Records from a data collection
━━━━━━━━━━

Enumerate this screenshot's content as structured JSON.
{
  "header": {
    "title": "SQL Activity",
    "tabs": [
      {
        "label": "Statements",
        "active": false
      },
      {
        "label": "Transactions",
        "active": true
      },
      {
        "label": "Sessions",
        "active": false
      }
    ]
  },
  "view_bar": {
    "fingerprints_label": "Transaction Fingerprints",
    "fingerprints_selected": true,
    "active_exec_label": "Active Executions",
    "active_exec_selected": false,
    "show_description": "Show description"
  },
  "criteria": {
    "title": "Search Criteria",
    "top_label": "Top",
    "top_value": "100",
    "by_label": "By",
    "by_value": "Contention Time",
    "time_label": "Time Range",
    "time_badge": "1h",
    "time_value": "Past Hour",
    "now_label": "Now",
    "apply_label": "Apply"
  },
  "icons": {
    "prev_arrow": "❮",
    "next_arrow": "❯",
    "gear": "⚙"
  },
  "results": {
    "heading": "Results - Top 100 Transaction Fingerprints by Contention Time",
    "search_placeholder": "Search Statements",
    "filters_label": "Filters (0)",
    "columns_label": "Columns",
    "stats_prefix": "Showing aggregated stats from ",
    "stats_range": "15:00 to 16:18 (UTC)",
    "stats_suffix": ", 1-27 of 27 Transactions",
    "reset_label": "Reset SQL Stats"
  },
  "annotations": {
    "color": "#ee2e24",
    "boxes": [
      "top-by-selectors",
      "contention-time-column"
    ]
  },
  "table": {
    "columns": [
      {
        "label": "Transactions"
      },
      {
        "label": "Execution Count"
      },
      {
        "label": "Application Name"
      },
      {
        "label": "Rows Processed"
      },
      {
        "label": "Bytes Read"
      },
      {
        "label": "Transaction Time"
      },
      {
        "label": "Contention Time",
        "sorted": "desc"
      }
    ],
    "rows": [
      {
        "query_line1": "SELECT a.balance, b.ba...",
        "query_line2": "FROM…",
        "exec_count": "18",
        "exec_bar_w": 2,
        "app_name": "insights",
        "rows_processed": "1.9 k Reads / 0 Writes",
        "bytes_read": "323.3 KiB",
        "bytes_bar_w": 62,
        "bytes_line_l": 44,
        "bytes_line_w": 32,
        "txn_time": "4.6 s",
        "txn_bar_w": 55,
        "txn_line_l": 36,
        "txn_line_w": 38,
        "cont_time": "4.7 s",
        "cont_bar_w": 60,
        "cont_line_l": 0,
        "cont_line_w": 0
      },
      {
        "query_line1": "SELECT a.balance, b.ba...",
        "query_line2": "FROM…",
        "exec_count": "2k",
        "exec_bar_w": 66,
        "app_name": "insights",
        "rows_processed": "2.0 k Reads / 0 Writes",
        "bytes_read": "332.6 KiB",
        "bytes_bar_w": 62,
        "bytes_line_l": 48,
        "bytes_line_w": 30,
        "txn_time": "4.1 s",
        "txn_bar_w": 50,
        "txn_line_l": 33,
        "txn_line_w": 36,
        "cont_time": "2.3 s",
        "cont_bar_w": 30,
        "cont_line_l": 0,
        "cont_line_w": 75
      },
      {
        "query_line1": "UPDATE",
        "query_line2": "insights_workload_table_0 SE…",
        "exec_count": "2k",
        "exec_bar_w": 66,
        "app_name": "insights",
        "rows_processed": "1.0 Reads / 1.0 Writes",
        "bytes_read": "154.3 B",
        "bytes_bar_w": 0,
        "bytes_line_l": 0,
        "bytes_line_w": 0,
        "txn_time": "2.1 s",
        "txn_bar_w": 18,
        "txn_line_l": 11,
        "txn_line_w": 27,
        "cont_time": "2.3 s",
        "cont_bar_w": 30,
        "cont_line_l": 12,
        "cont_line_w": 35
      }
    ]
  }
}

━━━━━━━━━━

GIVEN REQUEST:
Return all the data above once more, precisely as given.

WRITTEN REPLY:
Enumerate this screenshot's content as structured JSON.
{
  "header": {
    "title": "SQL Activity",
    "tabs": [
      {
        "label": "Statements",
        "active": false
      },
      {
        "label": "Transactions",
        "active": true
      },
      {
        "label": "Sessions",
        "active": false
      }
    ]
  },
  "view_bar": {
    "fingerprints_label": "Transaction Fingerprints",
    "fingerprints_selected": true,
    "active_exec_label": "Active Executions",
    "active_exec_selected": false,
    "show_description": "Show description"
  },
  "criteria": {
    "title": "Search Criteria",
    "top_label": "Top",
    "top_value": "100",
    "by_label": "By",
    "by_value": "Contention Time",
    "time_label": "Time Range",
    "time_badge": "1h",
    "time_value": "Past Hour",
    "now_label": "Now",
    "apply_label": "Apply"
  },
  "icons": {
    "prev_arrow": "❮",
    "next_arrow": "❯",
    "gear": "⚙"
  },
  "results": {
    "heading": "Results - Top 100 Transaction Fingerprints by Contention Time",
    "search_placeholder": "Search Statements",
    "filters_label": "Filters (0)",
    "columns_label": "Columns",
    "stats_prefix": "Showing aggregated stats from ",
    "stats_range": "15:00 to 16:18 (UTC)",
    "stats_suffix": ", 1-27 of 27 Transactions",
    "reset_label": "Reset SQL Stats"
  },
  "annotations": {
    "color": "#ee2e24",
    "boxes": [
      "top-by-selectors",
      "contention-time-column"
    ]
  },
  "table": {
    "columns": [
      {
        "label": "Transactions"
      },
      {
        "label": "Execution Count"
      },
      {
        "label": "Application Name"
      },
      {
        "label": "Rows Processed"
      },
      {
        "label": "Bytes Read"
      },
      {
        "label": "Transaction Time"
      },
      {
        "label": "Contention Time",
        "sorted": "desc"
      }
    ],
    "rows": [
      {
        "query_line1": "SELECT a.balance, b.ba...",
        "query_line2": "FROM…",
        "exec_count": "18",
        "exec_bar_w": 2,
        "app_name": "insights",
        "rows_processed": "1.9 k Reads / 0 Writes",
        "bytes_read": "323.3 KiB",
        "bytes_bar_w": 62,
        "bytes_line_l": 44,
        "bytes_line_w": 32,
        "txn_time": "4.6 s",
        "txn_bar_w": 55,
        "txn_line_l": 36,
        "txn_line_w": 38,
        "cont_time": "4.7 s",
        "cont_bar_w": 60,
        "cont_line_l": 0,
        "cont_line_w": 0
      },
      {
        "query_line1": "SELECT a.balance, b.ba...",
        "query_line2": "FROM…",
        "exec_count": "2k",
        "exec_bar_w": 66,
        "app_name": "insights",
        "rows_processed": "2.0 k Reads / 0 Writes",
        "bytes_read": "332.6 KiB",
        "bytes_bar_w": 62,
        "bytes_line_l": 48,
        "bytes_line_w": 30,
        "txn_time": "4.1 s",
        "txn_bar_w": 50,
        "txn_line_l": 33,
        "txn_line_w": 36,
        "cont_time": "2.3 s",
        "cont_bar_w": 30,
        "cont_line_l": 0,
        "cont_line_w": 75
      },
      {
        "query_line1": "UPDATE",
        "query_line2": "insights_workload_table_0 SE…",
        "exec_count": "2k",
        "exec_bar_w": 66,
        "app_name": "insights",
        "rows_processed": "1.0 Reads / 1.0 Writes",
        "bytes_read": "154.3 B",
        "bytes_bar_w": 0,
        "bytes_line_l": 0,
        "bytes_line_w": 0,
        "txn_time": "2.1 s",
        "txn_bar_w": 18,
        "txn_line_l": 11,
        "txn_line_w": 27,
        "cont_time": "2.3 s",
        "cont_bar_w": 30,
        "cont_line_l": 12,
        "cont_line_w": 35
      }
    ]
  }
}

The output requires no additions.